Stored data
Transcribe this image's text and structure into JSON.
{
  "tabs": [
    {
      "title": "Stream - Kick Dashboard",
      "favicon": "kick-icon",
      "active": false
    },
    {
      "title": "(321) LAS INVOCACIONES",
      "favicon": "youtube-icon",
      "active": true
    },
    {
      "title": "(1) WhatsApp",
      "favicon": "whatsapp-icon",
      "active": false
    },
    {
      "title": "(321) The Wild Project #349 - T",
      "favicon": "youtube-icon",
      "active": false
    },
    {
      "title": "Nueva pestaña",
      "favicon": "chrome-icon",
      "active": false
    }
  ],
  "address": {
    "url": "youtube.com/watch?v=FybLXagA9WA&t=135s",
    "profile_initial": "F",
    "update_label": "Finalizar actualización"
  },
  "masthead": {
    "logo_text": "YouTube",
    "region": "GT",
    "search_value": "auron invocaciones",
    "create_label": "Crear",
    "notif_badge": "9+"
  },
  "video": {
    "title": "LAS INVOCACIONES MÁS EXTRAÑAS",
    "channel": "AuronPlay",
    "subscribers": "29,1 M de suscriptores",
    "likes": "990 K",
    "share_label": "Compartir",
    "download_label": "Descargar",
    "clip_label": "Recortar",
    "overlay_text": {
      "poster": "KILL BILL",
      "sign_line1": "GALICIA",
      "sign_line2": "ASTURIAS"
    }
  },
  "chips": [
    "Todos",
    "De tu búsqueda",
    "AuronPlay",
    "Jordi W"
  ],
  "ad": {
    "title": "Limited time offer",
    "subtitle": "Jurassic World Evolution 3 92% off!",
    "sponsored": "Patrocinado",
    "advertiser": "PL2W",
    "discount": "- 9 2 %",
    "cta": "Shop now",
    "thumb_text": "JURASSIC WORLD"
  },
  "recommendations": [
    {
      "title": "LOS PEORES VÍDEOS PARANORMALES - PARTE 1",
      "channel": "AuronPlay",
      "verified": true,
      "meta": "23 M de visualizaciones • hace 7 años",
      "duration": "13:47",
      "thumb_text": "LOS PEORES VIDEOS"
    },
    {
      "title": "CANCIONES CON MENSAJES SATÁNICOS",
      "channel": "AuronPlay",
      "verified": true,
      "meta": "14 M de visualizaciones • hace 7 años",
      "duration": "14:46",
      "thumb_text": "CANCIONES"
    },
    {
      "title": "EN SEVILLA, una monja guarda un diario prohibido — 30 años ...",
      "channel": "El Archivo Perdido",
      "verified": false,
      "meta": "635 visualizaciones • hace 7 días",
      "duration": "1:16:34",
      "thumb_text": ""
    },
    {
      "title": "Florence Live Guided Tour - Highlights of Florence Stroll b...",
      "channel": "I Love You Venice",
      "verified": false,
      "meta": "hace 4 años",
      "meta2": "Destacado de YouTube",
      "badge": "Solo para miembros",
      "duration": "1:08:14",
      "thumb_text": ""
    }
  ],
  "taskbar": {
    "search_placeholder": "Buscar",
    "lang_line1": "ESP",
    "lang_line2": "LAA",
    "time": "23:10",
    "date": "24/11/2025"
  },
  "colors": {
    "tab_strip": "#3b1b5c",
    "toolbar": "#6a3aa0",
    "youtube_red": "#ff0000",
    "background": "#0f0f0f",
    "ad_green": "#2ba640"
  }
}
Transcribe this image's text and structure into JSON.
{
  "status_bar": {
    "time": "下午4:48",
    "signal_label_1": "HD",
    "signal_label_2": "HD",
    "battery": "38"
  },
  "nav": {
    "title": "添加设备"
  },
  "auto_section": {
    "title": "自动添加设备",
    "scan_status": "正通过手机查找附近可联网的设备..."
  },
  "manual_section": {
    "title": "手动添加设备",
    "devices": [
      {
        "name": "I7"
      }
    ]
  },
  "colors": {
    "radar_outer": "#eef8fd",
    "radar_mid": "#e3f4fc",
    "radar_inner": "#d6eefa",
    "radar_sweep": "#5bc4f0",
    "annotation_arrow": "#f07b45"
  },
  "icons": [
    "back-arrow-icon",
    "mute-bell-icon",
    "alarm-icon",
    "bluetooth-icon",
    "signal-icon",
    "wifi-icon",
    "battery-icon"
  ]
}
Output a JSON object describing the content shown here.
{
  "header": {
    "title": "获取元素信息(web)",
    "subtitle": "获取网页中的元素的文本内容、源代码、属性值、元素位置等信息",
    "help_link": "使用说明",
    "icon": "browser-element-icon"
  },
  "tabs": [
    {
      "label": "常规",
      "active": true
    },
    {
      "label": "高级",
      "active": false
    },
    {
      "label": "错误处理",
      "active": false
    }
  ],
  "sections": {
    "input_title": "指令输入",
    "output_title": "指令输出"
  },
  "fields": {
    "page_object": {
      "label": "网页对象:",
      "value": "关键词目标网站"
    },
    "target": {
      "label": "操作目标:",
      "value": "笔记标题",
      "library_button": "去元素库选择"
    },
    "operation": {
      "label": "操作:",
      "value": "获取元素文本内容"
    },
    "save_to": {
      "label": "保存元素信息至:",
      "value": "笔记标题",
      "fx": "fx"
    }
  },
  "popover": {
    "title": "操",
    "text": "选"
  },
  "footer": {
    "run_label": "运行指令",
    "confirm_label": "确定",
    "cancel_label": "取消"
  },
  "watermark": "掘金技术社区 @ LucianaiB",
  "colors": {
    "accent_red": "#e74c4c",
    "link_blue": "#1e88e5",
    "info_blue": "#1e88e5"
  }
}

> [Stated task]: Reproduce the material above, every line of it, exactly.

> [Right answer]:
Transcribe this image's text and structure into JSON.
{
  "tabs": [
    {
      "title": "Stream - Kick Dashboard",
      "favicon": "kick-icon",
      "active": false
    },
    {
      "title": "(321) LAS INVOCACIONES",
      "favicon": "youtube-icon",
      "active": true
    },
    {
      "title": "(1) WhatsApp",
      "favicon": "whatsapp-icon",
      "active": false
    },
    {
      "title": "(321) The Wild Project #349 - T",
      "favicon": "youtube-icon",
      "active": false
    },
    {
      "title": "Nueva pestaña",
      "favicon": "chrome-icon",
      "active": false
    }
  ],
  "address": {
    "url": "youtube.com/watch?v=FybLXagA9WA&t=135s",
    "profile_initial": "F",
    "update_label": "Finalizar actualización"
  },
  "masthead": {
    "logo_text": "YouTube",
    "region": "GT",
    "search_value": "auron invocaciones",
    "create_label": "Crear",
    "notif_badge": "9+"
  },
  "video": {
    "title": "LAS INVOCACIONES MÁS EXTRAÑAS",
    "channel": "AuronPlay",
    "subscribers": "29,1 M de suscriptores",
    "likes": "990 K",
    "share_label": "Compartir",
    "download_label": "Descargar",
    "clip_label": "Recortar",
    "overlay_text": {
      "poster": "KILL BILL",
      "sign_line1": "GALICIA",
      "sign_line2": "ASTURIAS"
    }
  },
  "chips": [
    "Todos",
    "De tu búsqueda",
    "AuronPlay",
    "Jordi W"
  ],
  "ad": {
    "title": "Limited time offer",
    "subtitle": "Jurassic World Evolution 3 92% off!",
    "sponsored": "Patrocinado",
    "advertiser": "PL2W",
    "discount": "- 9 2 %",
    "cta": "Shop now",
    "thumb_text": "JURASSIC WORLD"
  },
  "recommendations": [
    {
      "title": "LOS PEORES VÍDEOS PARANORMALES - PARTE 1",
      "channel": "AuronPlay",
      "verified": true,
      "meta": "23 M de visualizaciones • hace 7 años",
      "duration": "13:47",
      "thumb_text": "LOS PEORES VIDEOS"
    },
    {
      "title": "CANCIONES CON MENSAJES SATÁNICOS",
      "channel": "AuronPlay",
      "verified": true,
      "meta": "14 M de visualizaciones • hace 7 años",
      "duration": "14:46",
      "thumb_text": "CANCIONES"
    },
    {
      "title": "EN SEVILLA, una monja guarda un diario prohibido — 30 años ...",
      "channel": "El Archivo Perdido",
      "verified": false,
      "meta": "635 visualizaciones • hace 7 días",
      "duration": "1:16:34",
      "thumb_text": ""
    },
    {
      "title": "Florence Live Guided Tour - Highlights of Florence Stroll b...",
      "channel": "I Love You Venice",
      "verified": false,
      "meta": "hace 4 años",
      "meta2": "Destacado de YouTube",
      "badge": "Solo para miembros",
      "duration": "1:08:14",
      "thumb_text": ""
    }
  ],
  "taskbar": {
    "search_placeholder": "Buscar",
    "lang_line1": "ESP",
    "lang_line2": "LAA",
    "time": "23:10",
    "date": "24/11/2025"
  },
  "colors": {
    "tab_strip": "#3b1b5c",
    "toolbar": "#6a3aa0",
    "youtube_red": "#ff0000",
    "background": "#0f0f0f",
    "ad_green": "#2ba640"
  }
}
Transcribe this image's text and structure into JSON.
{
  "status_bar": {
    "time": "下午4:48",
    "signal_label_1": "HD",
    "signal_label_2": "HD",
    "battery": "38"
  },
  "nav": {
    "title": "添加设备"
  },
  "auto_section": {
    "title": "自动添加设备",
    "scan_status": "正通过手机查找附近可联网的设备..."
  },
  "manual_section": {
    "title": "手动添加设备",
    "devices": [
      {
        "name": "I7"
      }
    ]
  },
  "colors": {
    "radar_outer": "#eef8fd",
    "radar_mid": "#e3f4fc",
    "radar_inner": "#d6eefa",
    "radar_sweep": "#5bc4f0",
    "annotation_arrow": "#f07b45"
  },
  "icons": [
    "back-arrow-icon",
    "mute-bell-icon",
    "alarm-icon",
    "bluetooth-icon",
    "signal-icon",
    "wifi-icon",
    "battery-icon"
  ]
}
Output a JSON object describing the content shown here.
{
  "header": {
    "title": "获取元素信息(web)",
    "subtitle": "获取网页中的元素的文本内容、源代码、属性值、元素位置等信息",
    "help_link": "使用说明",
    "icon": "browser-element-icon"
  },
  "tabs": [
    {
      "label": "常规",
      "active": true
    },
    {
      "label": "高级",
      "active": false
    },
    {
      "label": "错误处理",
      "active": false
    }
  ],
  "sections": {
    "input_title": "指令输入",
    "output_title": "指令输出"
  },
  "fields": {
    "page_object": {
      "label": "网页对象:",
      "value": "关键词目标网站"
    },
    "target": {
      "label": "操作目标:",
      "value": "笔记标题",
      "library_button": "去元素库选择"
    },
    "operation": {
      "label": "操作:",
      "value": "获取元素文本内容"
    },
    "save_to": {
      "label": "保存元素信息至:",
      "value": "笔记标题",
      "fx": "fx"
    }
  },
  "popover": {
    "title": "操",
    "text": "选"
  },
  "footer": {
    "run_label": "运行指令",
    "confirm_label": "确定",
    "cancel_label": "取消"
  },
  "watermark": "掘金技术社区 @ LucianaiB",
  "colors": {
    "accent_red": "#e74c4c",
    "link_blue": "#1e88e5",
    "info_blue": "#1e88e5"
  }
}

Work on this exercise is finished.